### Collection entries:
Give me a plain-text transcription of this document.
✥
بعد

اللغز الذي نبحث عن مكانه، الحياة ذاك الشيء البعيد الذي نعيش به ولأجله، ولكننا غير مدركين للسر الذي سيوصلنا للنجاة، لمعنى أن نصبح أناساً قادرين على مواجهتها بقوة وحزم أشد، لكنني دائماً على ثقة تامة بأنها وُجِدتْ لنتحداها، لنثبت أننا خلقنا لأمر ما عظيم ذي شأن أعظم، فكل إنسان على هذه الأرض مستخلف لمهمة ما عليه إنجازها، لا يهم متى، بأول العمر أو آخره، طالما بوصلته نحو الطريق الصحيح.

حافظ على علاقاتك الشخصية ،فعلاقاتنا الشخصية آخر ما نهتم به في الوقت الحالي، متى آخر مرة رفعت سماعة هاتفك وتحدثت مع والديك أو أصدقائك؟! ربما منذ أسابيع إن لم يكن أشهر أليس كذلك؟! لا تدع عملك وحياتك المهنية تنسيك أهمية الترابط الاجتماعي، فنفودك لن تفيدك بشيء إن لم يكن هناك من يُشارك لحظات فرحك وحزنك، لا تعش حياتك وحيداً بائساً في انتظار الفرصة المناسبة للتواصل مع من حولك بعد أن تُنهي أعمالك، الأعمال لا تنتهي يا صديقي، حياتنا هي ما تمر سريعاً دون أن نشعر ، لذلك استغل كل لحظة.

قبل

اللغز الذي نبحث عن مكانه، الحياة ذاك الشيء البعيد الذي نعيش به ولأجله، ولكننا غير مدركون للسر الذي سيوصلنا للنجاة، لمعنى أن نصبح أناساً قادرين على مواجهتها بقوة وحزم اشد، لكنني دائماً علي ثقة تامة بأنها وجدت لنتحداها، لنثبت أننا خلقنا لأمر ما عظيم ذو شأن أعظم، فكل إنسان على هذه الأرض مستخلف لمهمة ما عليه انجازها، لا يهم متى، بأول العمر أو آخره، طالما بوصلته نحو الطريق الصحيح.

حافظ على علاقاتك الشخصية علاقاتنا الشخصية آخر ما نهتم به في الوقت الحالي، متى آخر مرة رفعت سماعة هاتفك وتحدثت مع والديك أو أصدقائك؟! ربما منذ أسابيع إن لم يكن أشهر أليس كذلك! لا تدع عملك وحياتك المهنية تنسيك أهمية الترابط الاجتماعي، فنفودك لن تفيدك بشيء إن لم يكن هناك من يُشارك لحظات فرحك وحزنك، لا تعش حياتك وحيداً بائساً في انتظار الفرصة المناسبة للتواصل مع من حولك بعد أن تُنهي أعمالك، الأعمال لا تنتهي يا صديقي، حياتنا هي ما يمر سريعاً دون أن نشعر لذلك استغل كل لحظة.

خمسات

...

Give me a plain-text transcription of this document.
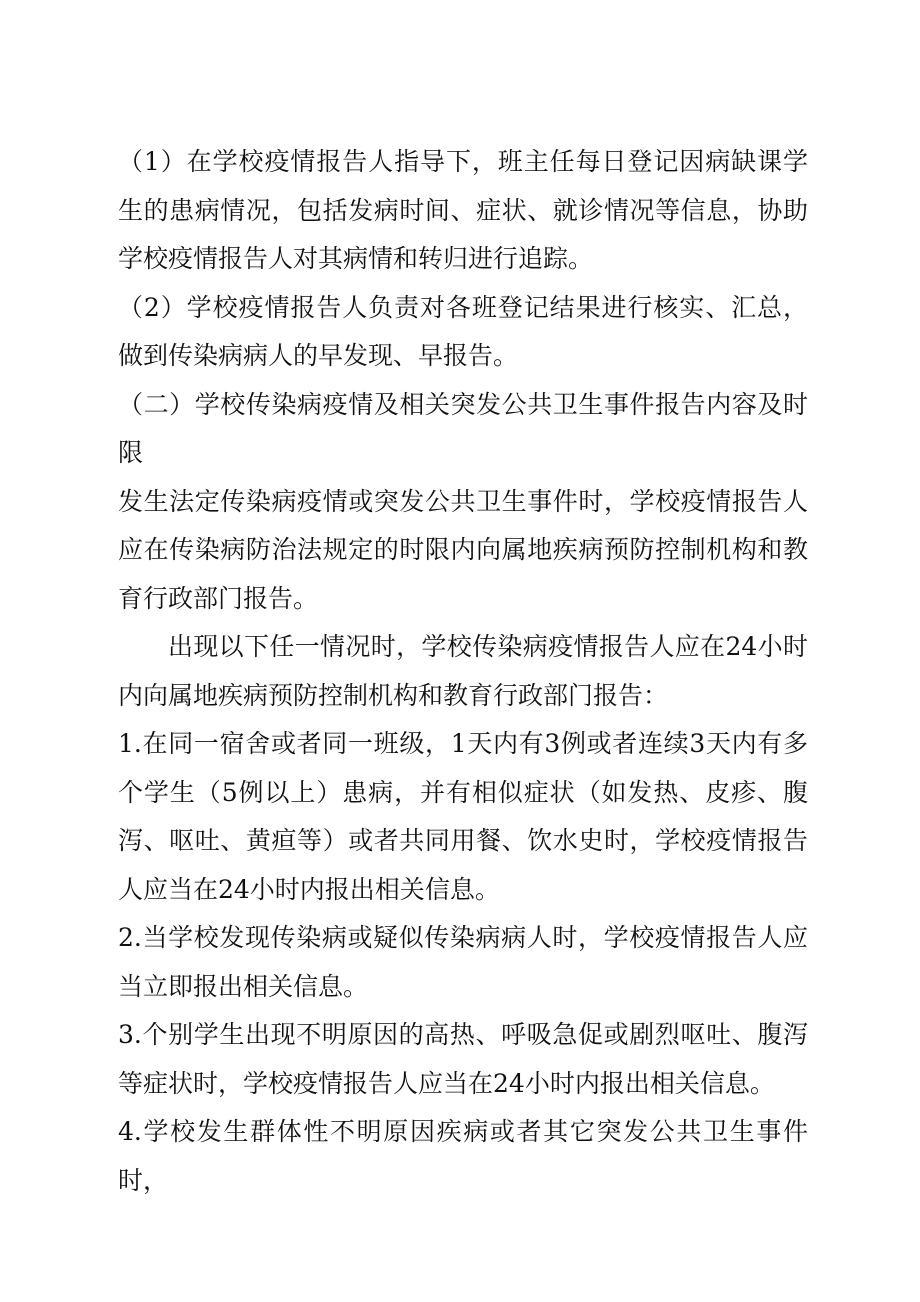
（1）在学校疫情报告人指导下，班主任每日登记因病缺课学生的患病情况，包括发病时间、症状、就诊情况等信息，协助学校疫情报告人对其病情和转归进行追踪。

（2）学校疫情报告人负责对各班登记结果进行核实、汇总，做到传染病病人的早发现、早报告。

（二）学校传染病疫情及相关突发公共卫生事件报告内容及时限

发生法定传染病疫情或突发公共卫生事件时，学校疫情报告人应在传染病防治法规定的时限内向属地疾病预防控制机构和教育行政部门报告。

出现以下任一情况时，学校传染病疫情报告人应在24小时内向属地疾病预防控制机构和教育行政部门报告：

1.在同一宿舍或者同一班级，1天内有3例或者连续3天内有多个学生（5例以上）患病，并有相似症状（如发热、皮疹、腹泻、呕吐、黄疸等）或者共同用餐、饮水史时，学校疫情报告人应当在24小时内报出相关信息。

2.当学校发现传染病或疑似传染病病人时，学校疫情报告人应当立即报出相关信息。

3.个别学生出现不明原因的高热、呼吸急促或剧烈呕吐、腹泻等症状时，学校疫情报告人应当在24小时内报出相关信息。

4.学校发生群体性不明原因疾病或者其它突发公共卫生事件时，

* * *

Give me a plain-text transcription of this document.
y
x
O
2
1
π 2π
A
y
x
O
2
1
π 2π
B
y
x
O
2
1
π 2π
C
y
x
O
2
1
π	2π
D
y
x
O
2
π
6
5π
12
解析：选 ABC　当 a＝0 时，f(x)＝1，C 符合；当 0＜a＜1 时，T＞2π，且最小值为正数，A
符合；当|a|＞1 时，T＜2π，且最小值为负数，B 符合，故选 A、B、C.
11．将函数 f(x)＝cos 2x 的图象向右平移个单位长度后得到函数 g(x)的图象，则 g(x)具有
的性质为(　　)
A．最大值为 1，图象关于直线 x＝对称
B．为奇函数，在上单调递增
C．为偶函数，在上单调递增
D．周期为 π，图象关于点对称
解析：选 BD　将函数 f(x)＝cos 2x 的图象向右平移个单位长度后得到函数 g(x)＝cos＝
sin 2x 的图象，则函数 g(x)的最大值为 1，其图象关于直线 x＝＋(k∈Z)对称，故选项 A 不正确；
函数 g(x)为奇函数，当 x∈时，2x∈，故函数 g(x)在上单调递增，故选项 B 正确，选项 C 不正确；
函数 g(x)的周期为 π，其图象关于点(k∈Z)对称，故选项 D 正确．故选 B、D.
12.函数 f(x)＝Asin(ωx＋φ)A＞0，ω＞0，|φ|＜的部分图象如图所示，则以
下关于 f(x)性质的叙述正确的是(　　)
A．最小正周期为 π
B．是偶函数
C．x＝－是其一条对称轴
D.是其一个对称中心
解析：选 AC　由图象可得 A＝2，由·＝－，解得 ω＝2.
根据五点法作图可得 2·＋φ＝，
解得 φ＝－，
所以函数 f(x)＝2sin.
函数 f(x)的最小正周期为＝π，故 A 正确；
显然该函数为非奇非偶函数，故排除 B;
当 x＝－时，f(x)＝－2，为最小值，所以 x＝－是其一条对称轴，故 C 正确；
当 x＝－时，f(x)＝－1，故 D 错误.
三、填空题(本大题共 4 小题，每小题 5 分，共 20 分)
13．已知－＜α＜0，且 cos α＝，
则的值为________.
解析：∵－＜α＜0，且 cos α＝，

### Do this:
Extract each line holding the string "在上单调递增".

### Right answer:
B．为奇函数，在上单调递增
C．为偶函数，在上单调递增
函数 g(x)为奇函数，当 x∈时，2x∈，故函数 g(x)在上单调递增，故选项 B 正确，选项 C 不正确；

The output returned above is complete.